→ **WHAT IS NEEDED**:
Transcribe each line exactly.

→ **RECORDED INFORMATION**:
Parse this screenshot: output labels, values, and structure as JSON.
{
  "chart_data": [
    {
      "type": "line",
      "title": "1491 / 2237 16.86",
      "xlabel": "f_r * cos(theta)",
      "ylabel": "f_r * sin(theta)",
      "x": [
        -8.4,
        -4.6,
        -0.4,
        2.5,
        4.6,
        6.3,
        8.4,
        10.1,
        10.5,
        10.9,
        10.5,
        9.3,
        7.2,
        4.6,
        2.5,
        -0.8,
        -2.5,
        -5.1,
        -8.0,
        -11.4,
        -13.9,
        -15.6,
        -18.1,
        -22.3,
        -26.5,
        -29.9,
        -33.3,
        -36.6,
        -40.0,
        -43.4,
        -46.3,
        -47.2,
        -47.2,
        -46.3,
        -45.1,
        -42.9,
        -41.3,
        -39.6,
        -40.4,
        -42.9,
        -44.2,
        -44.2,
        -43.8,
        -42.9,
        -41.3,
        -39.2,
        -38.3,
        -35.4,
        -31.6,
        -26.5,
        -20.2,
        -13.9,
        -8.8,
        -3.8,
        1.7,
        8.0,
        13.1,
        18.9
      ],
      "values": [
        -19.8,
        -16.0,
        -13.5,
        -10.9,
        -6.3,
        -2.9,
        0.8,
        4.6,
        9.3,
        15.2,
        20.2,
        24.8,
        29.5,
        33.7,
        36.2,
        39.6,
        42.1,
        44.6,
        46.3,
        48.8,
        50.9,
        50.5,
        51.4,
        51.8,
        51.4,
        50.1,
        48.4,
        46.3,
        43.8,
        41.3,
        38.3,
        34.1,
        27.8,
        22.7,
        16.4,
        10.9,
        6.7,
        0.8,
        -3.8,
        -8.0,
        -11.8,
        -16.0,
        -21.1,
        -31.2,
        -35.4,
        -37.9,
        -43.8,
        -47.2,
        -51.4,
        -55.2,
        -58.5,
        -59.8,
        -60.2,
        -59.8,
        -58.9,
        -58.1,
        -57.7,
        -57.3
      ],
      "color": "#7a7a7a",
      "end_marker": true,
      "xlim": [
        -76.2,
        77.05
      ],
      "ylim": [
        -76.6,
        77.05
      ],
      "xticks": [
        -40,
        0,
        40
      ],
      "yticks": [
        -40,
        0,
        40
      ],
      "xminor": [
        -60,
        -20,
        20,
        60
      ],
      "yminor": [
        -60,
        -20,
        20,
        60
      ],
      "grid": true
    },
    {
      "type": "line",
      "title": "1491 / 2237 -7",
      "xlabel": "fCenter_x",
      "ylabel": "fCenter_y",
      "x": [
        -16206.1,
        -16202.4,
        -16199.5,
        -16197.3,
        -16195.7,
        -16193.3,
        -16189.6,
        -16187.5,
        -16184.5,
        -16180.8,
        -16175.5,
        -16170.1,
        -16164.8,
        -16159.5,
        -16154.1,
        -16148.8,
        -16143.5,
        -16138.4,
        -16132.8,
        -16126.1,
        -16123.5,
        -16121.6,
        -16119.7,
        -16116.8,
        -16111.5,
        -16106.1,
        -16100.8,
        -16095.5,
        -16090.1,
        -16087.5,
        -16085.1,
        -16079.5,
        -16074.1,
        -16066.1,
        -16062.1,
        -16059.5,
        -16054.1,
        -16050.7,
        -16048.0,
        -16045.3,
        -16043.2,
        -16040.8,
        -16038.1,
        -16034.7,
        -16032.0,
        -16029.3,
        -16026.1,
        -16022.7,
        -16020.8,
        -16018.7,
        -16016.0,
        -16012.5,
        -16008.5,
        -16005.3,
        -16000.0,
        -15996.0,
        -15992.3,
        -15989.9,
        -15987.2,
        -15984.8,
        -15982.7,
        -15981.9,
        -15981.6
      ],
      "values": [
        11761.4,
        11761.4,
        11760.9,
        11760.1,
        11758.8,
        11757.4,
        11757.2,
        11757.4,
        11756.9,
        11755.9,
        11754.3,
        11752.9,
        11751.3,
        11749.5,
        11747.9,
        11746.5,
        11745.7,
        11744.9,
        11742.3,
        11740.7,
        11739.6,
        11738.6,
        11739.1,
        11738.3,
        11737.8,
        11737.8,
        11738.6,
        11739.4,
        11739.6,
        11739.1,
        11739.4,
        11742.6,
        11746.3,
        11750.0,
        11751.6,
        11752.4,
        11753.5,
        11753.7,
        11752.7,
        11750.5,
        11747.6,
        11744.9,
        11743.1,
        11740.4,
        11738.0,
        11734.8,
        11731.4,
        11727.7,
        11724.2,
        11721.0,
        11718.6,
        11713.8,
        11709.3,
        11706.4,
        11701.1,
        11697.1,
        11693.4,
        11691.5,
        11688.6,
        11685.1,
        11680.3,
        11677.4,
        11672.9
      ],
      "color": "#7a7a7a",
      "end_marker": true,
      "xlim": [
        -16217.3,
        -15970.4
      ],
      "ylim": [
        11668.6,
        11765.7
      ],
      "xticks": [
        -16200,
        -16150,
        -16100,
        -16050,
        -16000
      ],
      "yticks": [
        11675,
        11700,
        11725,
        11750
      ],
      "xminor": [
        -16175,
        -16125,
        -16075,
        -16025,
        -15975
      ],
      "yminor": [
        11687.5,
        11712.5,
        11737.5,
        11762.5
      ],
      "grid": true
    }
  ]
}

→ **WRITTEN SOLUTION**:
Parse this screenshot: output labels, values, and structure as JSON.
{
  "chart_data": [
    {
      "type": "line",
      "title": "1491 / 2237 16.86",
      "xlabel": "f_r * cos(theta)",
      "ylabel": "f_r * sin(theta)",
      "x": [
        -8.4,
        -4.6,
        -0.4,
        2.5,
        4.6,
        6.3,
        8.4,
        10.1,
        10.5,
        10.9,
        10.5,
        9.3,
        7.2,
        4.6,
        2.5,
        -0.8,
        -2.5,
        -5.1,
        -8.0,
        -11.4,
        -13.9,
        -15.6,
        -18.1,
        -22.3,
        -26.5,
        -29.9,
        -33.3,
        -36.6,
        -40.0,
        -43.4,
        -46.3,
        -47.2,
        -47.2,
        -46.3,
        -45.1,
        -42.9,
        -41.3,
        -39.6,
        -40.4,
        -42.9,
        -44.2,
        -44.2,
        -43.8,
        -42.9,
        -41.3,
        -39.2,
        -38.3,
        -35.4,
        -31.6,
        -26.5,
        -20.2,
        -13.9,
        -8.8,
        -3.8,
        1.7,
        8.0,
        13.1,
        18.9
      ],
      "values": [
        -19.8,
        -16.0,
        -13.5,
        -10.9,
        -6.3,
        -2.9,
        0.8,
        4.6,
        9.3,
        15.2,
        20.2,
        24.8,
        29.5,
        33.7,
        36.2,
        39.6,
        42.1,
        44.6,
        46.3,
        48.8,
        50.9,
        50.5,
        51.4,
        51.8,
        51.4,
        50.1,
        48.4,
        46.3,
        43.8,
        41.3,
        38.3,
        34.1,
        27.8,
        22.7,
        16.4,
        10.9,
        6.7,
        0.8,
        -3.8,
        -8.0,
        -11.8,
        -16.0,
        -21.1,
        -31.2,
        -35.4,
        -37.9,
        -43.8,
        -47.2,
        -51.4,
        -55.2,
        -58.5,
        -59.8,
        -60.2,
        -59.8,
        -58.9,
        -58.1,
        -57.7,
        -57.3
      ],
      "color": "#7a7a7a",
      "end_marker": true,
      "xlim": [
        -76.2,
        77.05
      ],
      "ylim": [
        -76.6,
        77.05
      ],
      "xticks": [
        -40,
        0,
        40
      ],
      "yticks": [
        -40,
        0,
        40
      ],
      "xminor": [
        -60,
        -20,
        20,
        60
      ],
      "yminor": [
        -60,
        -20,
        20,
        60
      ],
      "grid": true
    },
    {
      "type": "line",
      "title": "1491 / 2237 -7",
      "xlabel": "fCenter_x",
      "ylabel": "fCenter_y",
      "x": [
        -16206.1,
        -16202.4,
        -16199.5,
        -16197.3,
        -16195.7,
        -16193.3,
        -16189.6,
        -16187.5,
        -16184.5,
        -16180.8,
        -16175.5,
        -16170.1,
        -16164.8,
        -16159.5,
        -16154.1,
        -16148.8,
        -16143.5,
        -16138.4,
        -16132.8,
        -16126.1,
        -16123.5,
        -16121.6,
        -16119.7,
        -16116.8,
        -16111.5,
        -16106.1,
        -16100.8,
        -16095.5,
        -16090.1,
        -16087.5,
        -16085.1,
        -16079.5,
        -16074.1,
        -16066.1,
        -16062.1,
        -16059.5,
        -16054.1,
        -16050.7,
        -16048.0,
        -16045.3,
        -16043.2,
        -16040.8,
        -16038.1,
        -16034.7,
        -16032.0,
        -16029.3,
        -16026.1,
        -16022.7,
        -16020.8,
        -16018.7,
        -16016.0,
        -16012.5,
        -16008.5,
        -16005.3,
        -16000.0,
        -15996.0,
        -15992.3,
        -15989.9,
        -15987.2,
        -15984.8,
        -15982.7,
        -15981.9,
        -15981.6
      ],
      "values": [
        11761.4,
        11761.4,
        11760.9,
        11760.1,
        11758.8,
        11757.4,
        11757.2,
        11757.4,
        11756.9,
        11755.9,
        11754.3,
        11752.9,
        11751.3,
        11749.5,
        11747.9,
        11746.5,
        11745.7,
        11744.9,
        11742.3,
        11740.7,
        11739.6,
        11738.6,
        11739.1,
        11738.3,
        11737.8,
        11737.8,
        11738.6,
        11739.4,
        11739.6,
        11739.1,
        11739.4,
        11742.6,
        11746.3,
        11750.0,
        11751.6,
        11752.4,
        11753.5,
        11753.7,
        11752.7,
        11750.5,
        11747.6,
        11744.9,
        11743.1,
        11740.4,
        11738.0,
        11734.8,
        11731.4,
        11727.7,
        11724.2,
        11721.0,
        11718.6,
        11713.8,
        11709.3,
        11706.4,
        11701.1,
        11697.1,
        11693.4,
        11691.5,
        11688.6,
        11685.1,
        11680.3,
        11677.4,
        11672.9
      ],
      "color": "#7a7a7a",
      "end_marker": true,
      "xlim": [
        -16217.3,
        -15970.4
      ],
      "ylim": [
        11668.6,
        11765.7
      ],
      "xticks": [
        -16200,
        -16150,
        -16100,
        -16050,
        -16000
      ],
      "yticks": [
        11675,
        11700,
        11725,
        11750
      ],
      "xminor": [
        -16175,
        -16125,
        -16075,
        -16025,
        -15975
      ],
      "yminor": [
        11687.5,
        11712.5,
        11737.5,
        11762.5
      ],
      "grid": true
    }
  ]
}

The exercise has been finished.